Job: Below is a block of records; repeat all of them exactly.

Data supplied:
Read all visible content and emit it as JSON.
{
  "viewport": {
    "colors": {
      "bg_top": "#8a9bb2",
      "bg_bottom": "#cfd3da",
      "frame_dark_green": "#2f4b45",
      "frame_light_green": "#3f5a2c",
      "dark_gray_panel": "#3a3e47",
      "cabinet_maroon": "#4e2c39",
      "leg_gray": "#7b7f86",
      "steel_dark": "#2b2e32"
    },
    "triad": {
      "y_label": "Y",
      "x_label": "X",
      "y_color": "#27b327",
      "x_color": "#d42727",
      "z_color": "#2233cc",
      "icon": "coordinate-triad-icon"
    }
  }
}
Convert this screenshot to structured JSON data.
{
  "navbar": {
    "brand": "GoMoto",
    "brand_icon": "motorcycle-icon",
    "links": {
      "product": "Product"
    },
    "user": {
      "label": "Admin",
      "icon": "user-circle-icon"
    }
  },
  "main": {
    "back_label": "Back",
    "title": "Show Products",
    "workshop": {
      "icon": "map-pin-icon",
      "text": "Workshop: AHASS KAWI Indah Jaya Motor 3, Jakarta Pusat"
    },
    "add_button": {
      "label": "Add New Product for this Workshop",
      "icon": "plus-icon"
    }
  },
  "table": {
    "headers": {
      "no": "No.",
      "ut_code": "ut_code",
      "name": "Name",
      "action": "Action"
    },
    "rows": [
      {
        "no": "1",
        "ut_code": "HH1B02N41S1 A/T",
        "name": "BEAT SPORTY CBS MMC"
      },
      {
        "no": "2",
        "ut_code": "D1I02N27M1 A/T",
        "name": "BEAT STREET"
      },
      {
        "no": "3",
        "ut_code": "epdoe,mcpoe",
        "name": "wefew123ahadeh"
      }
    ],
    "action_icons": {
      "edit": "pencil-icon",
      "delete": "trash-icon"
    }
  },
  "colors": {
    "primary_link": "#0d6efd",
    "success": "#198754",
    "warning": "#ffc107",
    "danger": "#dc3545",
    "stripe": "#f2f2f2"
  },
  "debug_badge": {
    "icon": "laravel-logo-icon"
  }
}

Output for this exercise:
Read all visible content and emit it as JSON.
{
  "viewport": {
    "colors": {
      "bg_top": "#8a9bb2",
      "bg_bottom": "#cfd3da",
      "frame_dark_green": "#2f4b45",
      "frame_light_green": "#3f5a2c",
      "dark_gray_panel": "#3a3e47",
      "cabinet_maroon": "#4e2c39",
      "leg_gray": "#7b7f86",
      "steel_dark": "#2b2e32"
    },
    "triad": {
      "y_label": "Y",
      "x_label": "X",
      "y_color": "#27b327",
      "x_color": "#d42727",
      "z_color": "#2233cc",
      "icon": "coordinate-triad-icon"
    }
  }
}
Convert this screenshot to structured JSON data.
{
  "navbar": {
    "brand": "GoMoto",
    "brand_icon": "motorcycle-icon",
    "links": {
      "product": "Product"
    },
    "user": {
      "label": "Admin",
      "icon": "user-circle-icon"
    }
  },
  "main": {
    "back_label": "Back",
    "title": "Show Products",
    "workshop": {
      "icon": "map-pin-icon",
      "text": "Workshop: AHASS KAWI Indah Jaya Motor 3, Jakarta Pusat"
    },
    "add_button": {
      "label": "Add New Product for this Workshop",
      "icon": "plus-icon"
    }
  },
  "table": {
    "headers": {
      "no": "No.",
      "ut_code": "ut_code",
      "name": "Name",
      "action": "Action"
    },
    "rows": [
      {
        "no": "1",
        "ut_code": "HH1B02N41S1 A/T",
        "name": "BEAT SPORTY CBS MMC"
      },
      {
        "no": "2",
        "ut_code": "D1I02N27M1 A/T",
        "name": "BEAT STREET"
      },
      {
        "no": "3",
        "ut_code": "epdoe,mcpoe",
        "name": "wefew123ahadeh"
      }
    ],
    "action_icons": {
      "edit": "pencil-icon",
      "delete": "trash-icon"
    }
  },
  "colors": {
    "primary_link": "#0d6efd",
    "success": "#198754",
    "warning": "#ffc107",
    "danger": "#dc3545",
    "stripe": "#f2f2f2"
  },
  "debug_badge": {
    "icon": "laravel-logo-icon"
  }
}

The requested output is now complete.